+++ Record set

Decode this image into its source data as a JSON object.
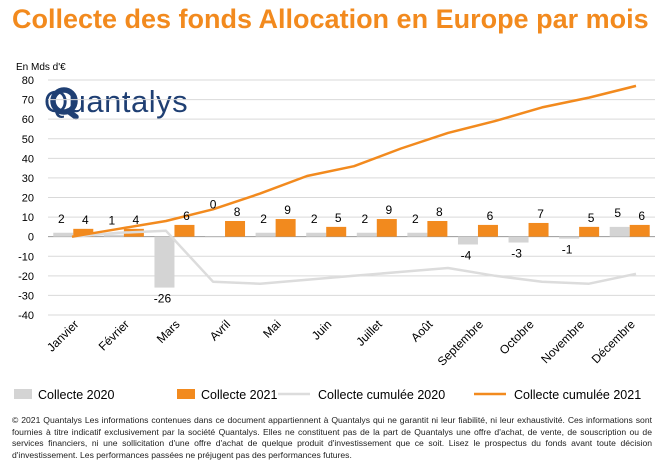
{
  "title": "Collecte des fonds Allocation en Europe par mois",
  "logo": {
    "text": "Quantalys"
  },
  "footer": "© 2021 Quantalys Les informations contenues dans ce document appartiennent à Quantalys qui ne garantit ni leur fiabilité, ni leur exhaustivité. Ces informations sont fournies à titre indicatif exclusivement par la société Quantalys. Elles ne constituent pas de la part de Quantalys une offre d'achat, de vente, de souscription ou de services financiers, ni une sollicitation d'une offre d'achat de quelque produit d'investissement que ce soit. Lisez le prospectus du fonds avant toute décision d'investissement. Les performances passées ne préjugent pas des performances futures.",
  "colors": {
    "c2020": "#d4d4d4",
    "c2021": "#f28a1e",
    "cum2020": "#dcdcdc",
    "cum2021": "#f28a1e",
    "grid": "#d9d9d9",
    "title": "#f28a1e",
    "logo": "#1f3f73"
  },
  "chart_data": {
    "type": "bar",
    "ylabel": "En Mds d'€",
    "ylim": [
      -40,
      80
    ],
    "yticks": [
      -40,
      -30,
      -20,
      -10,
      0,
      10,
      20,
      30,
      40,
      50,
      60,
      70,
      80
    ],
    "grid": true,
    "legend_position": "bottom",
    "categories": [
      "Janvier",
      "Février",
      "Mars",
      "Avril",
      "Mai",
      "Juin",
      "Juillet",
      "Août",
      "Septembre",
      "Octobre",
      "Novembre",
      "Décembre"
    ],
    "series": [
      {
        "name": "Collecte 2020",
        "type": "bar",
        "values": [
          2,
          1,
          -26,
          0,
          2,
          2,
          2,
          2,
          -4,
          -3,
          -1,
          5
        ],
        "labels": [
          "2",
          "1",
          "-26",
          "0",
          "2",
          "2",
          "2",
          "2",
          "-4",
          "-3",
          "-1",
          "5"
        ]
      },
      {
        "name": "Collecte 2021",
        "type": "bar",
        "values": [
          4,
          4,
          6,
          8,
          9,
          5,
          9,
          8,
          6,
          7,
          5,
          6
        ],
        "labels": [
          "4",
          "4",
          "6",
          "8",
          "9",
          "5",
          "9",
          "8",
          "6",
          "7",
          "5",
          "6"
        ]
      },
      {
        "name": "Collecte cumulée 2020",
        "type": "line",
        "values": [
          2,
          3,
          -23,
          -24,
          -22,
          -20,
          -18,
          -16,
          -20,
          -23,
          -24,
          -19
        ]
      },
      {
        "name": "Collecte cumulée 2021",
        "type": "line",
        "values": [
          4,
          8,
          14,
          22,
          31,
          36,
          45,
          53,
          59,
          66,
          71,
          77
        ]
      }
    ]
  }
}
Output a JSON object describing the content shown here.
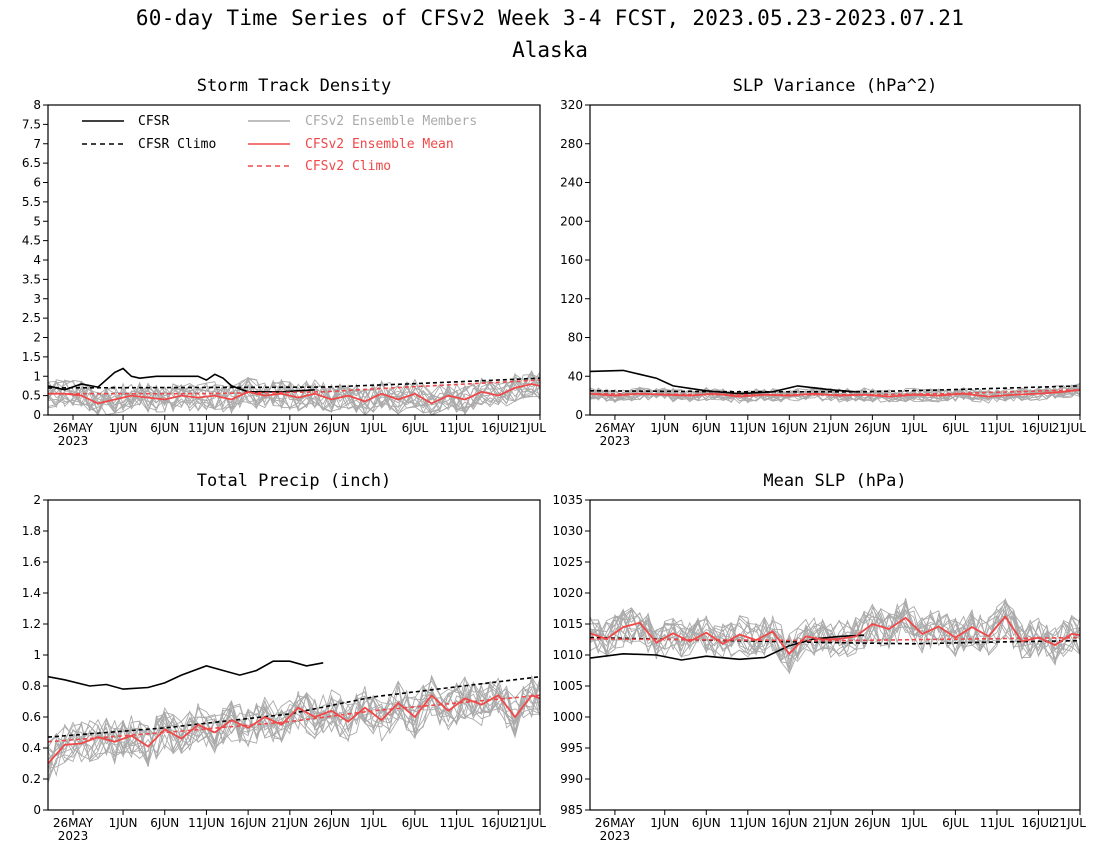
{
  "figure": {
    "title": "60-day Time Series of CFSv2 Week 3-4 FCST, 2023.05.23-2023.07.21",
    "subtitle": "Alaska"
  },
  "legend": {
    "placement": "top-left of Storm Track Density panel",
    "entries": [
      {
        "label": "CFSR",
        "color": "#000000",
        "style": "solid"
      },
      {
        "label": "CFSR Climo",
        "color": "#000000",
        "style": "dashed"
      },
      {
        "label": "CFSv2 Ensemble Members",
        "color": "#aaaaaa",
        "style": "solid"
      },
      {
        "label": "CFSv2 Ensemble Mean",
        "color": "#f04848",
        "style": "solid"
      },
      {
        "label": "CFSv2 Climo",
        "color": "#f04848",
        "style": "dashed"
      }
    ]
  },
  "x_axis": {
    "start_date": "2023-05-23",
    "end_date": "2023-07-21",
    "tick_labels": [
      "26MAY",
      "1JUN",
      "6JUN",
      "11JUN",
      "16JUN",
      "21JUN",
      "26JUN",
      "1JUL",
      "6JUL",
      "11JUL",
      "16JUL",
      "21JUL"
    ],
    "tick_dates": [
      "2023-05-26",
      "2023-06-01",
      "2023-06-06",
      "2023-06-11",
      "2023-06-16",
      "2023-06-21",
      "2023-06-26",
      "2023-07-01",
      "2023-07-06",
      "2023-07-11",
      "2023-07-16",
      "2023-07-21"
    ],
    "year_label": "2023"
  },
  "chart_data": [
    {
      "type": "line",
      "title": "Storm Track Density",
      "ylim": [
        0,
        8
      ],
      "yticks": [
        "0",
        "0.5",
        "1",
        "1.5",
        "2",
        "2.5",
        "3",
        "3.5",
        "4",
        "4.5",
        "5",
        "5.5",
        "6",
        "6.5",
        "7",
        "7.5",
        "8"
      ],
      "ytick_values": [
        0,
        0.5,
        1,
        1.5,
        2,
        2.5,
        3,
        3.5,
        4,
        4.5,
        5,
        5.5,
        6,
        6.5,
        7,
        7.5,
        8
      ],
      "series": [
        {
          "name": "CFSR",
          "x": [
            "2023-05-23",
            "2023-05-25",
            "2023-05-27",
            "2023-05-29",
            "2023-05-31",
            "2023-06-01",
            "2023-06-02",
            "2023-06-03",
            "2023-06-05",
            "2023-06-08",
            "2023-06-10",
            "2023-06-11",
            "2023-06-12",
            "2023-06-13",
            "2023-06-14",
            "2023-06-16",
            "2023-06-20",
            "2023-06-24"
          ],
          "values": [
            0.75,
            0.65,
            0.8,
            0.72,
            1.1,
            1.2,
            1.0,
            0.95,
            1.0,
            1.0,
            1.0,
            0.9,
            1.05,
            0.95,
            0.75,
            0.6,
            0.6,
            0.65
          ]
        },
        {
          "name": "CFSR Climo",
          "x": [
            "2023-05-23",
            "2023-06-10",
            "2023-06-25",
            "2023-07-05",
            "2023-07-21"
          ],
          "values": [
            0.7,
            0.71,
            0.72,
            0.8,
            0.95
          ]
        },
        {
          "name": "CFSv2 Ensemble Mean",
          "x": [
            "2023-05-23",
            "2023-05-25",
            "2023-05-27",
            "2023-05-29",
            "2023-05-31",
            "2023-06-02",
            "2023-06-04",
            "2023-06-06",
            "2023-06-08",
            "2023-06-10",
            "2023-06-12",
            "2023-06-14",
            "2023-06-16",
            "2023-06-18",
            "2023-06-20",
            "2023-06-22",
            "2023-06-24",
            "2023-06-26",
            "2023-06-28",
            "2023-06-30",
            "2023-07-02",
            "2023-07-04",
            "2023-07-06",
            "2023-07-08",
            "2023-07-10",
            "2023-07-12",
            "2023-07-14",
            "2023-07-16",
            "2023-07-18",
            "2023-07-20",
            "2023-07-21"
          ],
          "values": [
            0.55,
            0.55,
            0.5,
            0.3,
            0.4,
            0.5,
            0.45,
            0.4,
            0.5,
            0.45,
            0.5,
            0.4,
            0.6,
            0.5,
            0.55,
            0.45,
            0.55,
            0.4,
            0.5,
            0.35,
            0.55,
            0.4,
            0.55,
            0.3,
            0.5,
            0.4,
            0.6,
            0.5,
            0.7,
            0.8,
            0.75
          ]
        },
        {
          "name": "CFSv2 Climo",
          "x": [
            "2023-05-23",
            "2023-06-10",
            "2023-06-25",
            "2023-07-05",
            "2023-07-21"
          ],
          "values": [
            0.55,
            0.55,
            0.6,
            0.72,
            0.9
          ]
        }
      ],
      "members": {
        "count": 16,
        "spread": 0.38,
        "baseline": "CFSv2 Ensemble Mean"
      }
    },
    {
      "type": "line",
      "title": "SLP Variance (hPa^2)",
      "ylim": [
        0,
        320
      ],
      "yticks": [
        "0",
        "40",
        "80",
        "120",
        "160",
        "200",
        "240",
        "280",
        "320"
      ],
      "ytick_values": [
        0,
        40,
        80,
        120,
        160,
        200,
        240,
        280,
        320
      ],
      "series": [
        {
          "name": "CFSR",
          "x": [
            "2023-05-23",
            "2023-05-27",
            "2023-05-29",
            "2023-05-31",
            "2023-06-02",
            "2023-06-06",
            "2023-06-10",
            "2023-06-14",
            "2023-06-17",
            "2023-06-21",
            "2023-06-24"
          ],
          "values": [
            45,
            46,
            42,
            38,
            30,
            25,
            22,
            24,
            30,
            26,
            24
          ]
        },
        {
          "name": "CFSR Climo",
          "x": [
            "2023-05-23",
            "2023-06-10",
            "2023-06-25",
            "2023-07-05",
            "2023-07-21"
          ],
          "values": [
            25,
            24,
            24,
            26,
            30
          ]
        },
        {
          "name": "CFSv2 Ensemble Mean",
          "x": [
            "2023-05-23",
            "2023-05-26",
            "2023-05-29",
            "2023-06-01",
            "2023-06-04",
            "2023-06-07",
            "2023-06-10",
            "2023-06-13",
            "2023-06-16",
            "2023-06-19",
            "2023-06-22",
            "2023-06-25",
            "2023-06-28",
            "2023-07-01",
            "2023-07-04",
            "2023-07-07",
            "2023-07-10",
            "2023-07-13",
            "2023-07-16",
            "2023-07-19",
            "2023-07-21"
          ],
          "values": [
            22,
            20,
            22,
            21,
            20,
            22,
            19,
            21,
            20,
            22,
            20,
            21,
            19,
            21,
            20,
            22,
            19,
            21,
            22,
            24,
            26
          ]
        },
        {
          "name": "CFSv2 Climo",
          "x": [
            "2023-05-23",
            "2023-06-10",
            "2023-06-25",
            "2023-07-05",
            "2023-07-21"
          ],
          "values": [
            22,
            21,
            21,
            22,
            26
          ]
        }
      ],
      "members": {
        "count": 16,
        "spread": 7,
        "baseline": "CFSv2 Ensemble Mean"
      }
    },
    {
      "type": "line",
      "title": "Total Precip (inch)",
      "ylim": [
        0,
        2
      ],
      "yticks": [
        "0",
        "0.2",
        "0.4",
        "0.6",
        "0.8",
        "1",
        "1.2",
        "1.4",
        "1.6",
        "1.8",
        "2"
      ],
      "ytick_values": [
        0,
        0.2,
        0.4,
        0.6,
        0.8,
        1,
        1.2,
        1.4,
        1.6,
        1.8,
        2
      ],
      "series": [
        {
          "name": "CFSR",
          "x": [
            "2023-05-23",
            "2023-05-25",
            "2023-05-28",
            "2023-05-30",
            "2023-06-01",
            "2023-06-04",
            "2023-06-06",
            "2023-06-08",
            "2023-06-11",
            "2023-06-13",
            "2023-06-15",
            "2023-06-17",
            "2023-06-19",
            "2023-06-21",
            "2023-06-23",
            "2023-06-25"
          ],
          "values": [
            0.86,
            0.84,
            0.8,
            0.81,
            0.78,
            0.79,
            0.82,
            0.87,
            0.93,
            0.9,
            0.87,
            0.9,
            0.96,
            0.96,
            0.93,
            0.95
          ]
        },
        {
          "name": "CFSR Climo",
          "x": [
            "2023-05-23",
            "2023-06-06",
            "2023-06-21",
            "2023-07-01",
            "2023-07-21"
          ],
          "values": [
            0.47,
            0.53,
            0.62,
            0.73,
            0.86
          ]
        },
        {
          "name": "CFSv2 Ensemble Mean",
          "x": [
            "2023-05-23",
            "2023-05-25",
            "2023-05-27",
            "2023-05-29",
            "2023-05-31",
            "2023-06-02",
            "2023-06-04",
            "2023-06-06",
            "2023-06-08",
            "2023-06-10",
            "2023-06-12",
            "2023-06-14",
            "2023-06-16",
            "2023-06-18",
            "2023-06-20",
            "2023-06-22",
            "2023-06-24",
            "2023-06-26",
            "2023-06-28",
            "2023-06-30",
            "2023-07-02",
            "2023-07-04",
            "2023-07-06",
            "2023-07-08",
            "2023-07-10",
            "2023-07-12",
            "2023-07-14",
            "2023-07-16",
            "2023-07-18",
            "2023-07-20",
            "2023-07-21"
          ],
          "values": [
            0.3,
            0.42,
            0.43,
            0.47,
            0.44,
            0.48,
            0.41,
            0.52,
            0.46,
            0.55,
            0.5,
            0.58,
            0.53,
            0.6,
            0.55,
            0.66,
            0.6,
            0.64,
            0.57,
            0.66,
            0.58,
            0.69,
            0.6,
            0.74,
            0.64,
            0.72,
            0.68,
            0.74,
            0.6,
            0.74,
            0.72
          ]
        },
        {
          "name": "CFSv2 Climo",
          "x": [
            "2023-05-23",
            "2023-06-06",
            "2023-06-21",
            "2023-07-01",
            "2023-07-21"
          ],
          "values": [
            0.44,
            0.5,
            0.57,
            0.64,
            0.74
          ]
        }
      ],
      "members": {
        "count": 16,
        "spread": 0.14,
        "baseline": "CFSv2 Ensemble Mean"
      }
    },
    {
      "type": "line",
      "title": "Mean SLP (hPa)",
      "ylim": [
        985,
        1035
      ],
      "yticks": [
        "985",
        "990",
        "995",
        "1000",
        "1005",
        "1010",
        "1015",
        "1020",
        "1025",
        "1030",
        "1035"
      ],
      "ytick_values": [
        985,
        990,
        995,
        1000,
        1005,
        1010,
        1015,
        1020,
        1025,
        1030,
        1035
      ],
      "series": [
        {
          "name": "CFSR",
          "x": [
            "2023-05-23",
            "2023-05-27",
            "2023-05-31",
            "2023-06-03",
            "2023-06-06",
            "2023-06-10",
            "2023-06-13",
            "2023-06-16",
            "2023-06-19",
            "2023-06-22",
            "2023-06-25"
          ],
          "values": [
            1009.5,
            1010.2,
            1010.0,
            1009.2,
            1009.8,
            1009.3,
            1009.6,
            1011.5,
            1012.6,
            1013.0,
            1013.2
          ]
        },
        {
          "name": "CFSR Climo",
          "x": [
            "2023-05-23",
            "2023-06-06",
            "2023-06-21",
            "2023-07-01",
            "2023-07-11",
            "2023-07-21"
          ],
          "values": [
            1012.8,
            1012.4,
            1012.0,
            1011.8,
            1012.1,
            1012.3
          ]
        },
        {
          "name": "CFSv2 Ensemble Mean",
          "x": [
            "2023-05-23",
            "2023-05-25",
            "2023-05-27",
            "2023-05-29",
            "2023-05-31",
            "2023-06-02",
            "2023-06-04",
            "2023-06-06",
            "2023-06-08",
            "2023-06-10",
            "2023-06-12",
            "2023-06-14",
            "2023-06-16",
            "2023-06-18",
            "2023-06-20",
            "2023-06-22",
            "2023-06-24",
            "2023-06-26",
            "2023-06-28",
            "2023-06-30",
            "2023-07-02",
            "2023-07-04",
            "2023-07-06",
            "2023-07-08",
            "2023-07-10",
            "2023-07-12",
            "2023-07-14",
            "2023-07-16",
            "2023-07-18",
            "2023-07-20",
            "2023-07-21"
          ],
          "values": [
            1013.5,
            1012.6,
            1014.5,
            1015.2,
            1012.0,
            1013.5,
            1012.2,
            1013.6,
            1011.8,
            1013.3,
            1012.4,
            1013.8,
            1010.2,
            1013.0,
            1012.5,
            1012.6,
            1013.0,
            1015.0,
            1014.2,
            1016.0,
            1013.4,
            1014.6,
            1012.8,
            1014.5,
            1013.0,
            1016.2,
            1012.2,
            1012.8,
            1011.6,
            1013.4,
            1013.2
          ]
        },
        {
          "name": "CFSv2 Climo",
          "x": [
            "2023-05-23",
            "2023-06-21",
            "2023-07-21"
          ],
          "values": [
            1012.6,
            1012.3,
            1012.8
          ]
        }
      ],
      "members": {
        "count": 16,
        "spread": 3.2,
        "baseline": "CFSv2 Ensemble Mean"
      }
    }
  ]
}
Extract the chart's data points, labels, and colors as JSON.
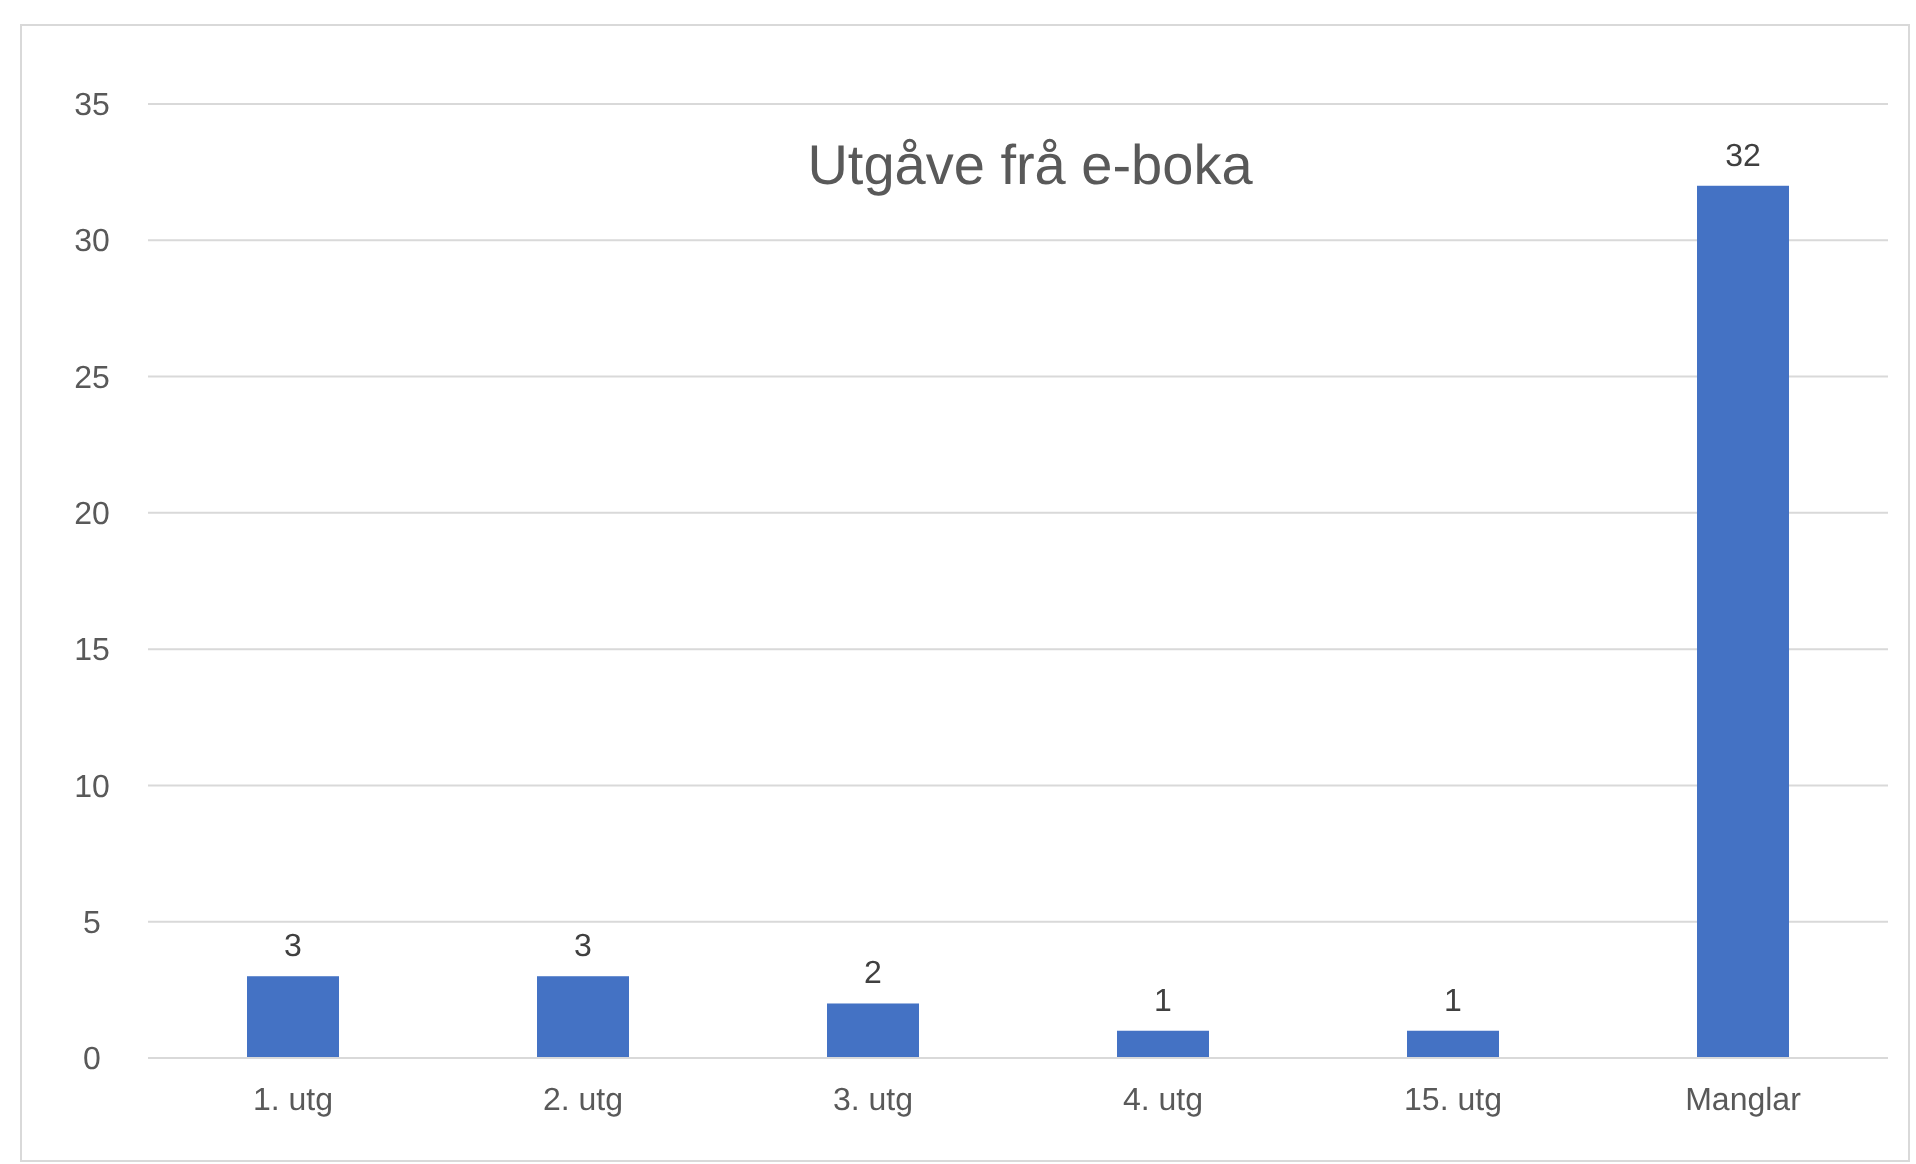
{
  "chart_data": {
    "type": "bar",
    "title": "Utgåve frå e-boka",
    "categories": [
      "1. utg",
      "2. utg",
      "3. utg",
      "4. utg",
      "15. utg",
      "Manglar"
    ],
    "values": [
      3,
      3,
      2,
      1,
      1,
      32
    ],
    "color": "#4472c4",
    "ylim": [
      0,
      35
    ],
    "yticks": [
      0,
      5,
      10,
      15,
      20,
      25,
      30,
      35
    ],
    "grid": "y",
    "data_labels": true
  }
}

++++++

_Problem to work on_:
Looking at the records above, count the lines where the word "colors" appears. State only the number.

_Result for this exercise_:
2